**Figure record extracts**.
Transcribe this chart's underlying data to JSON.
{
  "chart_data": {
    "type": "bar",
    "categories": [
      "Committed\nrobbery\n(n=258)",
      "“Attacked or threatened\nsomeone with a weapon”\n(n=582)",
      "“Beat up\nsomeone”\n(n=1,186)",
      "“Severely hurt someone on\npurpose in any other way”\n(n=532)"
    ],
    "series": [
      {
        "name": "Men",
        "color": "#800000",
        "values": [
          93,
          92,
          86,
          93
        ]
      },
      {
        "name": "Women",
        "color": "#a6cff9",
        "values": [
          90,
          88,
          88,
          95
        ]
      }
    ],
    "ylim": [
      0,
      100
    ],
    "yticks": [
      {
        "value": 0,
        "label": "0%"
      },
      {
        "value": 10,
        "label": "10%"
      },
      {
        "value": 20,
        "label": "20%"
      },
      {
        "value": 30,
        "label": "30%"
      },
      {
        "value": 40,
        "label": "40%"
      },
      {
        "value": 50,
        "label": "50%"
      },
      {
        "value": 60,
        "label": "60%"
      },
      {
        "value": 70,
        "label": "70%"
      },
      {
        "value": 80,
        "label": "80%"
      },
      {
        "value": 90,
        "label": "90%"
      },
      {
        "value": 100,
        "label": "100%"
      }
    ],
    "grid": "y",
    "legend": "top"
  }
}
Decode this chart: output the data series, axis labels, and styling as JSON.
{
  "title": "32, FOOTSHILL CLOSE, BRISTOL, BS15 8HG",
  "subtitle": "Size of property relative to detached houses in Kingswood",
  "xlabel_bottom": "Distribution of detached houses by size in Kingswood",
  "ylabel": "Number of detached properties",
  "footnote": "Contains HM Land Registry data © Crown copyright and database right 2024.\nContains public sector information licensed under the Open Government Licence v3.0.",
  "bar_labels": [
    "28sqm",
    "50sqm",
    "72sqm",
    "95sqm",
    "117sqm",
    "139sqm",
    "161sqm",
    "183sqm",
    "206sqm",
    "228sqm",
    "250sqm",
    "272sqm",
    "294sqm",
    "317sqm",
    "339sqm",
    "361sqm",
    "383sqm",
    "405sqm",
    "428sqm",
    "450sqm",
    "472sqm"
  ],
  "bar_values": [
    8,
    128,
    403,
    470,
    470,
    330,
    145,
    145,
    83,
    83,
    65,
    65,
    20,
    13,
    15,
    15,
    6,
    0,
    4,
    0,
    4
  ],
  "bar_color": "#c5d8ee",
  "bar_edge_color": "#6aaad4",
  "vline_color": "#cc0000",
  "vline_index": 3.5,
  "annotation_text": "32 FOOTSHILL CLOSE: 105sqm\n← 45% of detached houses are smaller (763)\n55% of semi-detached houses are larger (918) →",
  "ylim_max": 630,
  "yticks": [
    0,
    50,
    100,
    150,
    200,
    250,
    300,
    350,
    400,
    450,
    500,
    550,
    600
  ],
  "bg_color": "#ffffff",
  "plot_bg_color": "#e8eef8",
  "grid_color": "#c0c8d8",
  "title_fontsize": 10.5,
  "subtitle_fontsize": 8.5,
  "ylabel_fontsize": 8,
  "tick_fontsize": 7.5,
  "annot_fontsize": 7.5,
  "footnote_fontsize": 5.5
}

**SHORT TASK**. Above are some records; repeat all of them exactly.

**EXPECTED ANSWER**.
Transcribe this chart's underlying data to JSON.
{
  "chart_data": {
    "type": "bar",
    "categories": [
      "Committed\nrobbery\n(n=258)",
      "“Attacked or threatened\nsomeone with a weapon”\n(n=582)",
      "“Beat up\nsomeone”\n(n=1,186)",
      "“Severely hurt someone on\npurpose in any other way”\n(n=532)"
    ],
    "series": [
      {
        "name": "Men",
        "color": "#800000",
        "values": [
          93,
          92,
          86,
          93
        ]
      },
      {
        "name": "Women",
        "color": "#a6cff9",
        "values": [
          90,
          88,
          88,
          95
        ]
      }
    ],
    "ylim": [
      0,
      100
    ],
    "yticks": [
      {
        "value": 0,
        "label": "0%"
      },
      {
        "value": 10,
        "label": "10%"
      },
      {
        "value": 20,
        "label": "20%"
      },
      {
        "value": 30,
        "label": "30%"
      },
      {
        "value": 40,
        "label": "40%"
      },
      {
        "value": 50,
        "label": "50%"
      },
      {
        "value": 60,
        "label": "60%"
      },
      {
        "value": 70,
        "label": "70%"
      },
      {
        "value": 80,
        "label": "80%"
      },
      {
        "value": 90,
        "label": "90%"
      },
      {
        "value": 100,
        "label": "100%"
      }
    ],
    "grid": "y",
    "legend": "top"
  }
}
Decode this chart: output the data series, axis labels, and styling as JSON.
{
  "title": "32, FOOTSHILL CLOSE, BRISTOL, BS15 8HG",
  "subtitle": "Size of property relative to detached houses in Kingswood",
  "xlabel_bottom": "Distribution of detached houses by size in Kingswood",
  "ylabel": "Number of detached properties",
  "footnote": "Contains HM Land Registry data © Crown copyright and database right 2024.\nContains public sector information licensed under the Open Government Licence v3.0.",
  "bar_labels": [
    "28sqm",
    "50sqm",
    "72sqm",
    "95sqm",
    "117sqm",
    "139sqm",
    "161sqm",
    "183sqm",
    "206sqm",
    "228sqm",
    "250sqm",
    "272sqm",
    "294sqm",
    "317sqm",
    "339sqm",
    "361sqm",
    "383sqm",
    "405sqm",
    "428sqm",
    "450sqm",
    "472sqm"
  ],
  "bar_values": [
    8,
    128,
    403,
    470,
    470,
    330,
    145,
    145,
    83,
    83,
    65,
    65,
    20,
    13,
    15,
    15,
    6,
    0,
    4,
    0,
    4
  ],
  "bar_color": "#c5d8ee",
  "bar_edge_color": "#6aaad4",
  "vline_color": "#cc0000",
  "vline_index": 3.5,
  "annotation_text": "32 FOOTSHILL CLOSE: 105sqm\n← 45% of detached houses are smaller (763)\n55% of semi-detached houses are larger (918) →",
  "ylim_max": 630,
  "yticks": [
    0,
    50,
    100,
    150,
    200,
    250,
    300,
    350,
    400,
    450,
    500,
    550,
    600
  ],
  "bg_color": "#ffffff",
  "plot_bg_color": "#e8eef8",
  "grid_color": "#c0c8d8",
  "title_fontsize": 10.5,
  "subtitle_fontsize": 8.5,
  "ylabel_fontsize": 8,
  "tick_fontsize": 7.5,
  "annot_fontsize": 7.5,
  "footnote_fontsize": 5.5
}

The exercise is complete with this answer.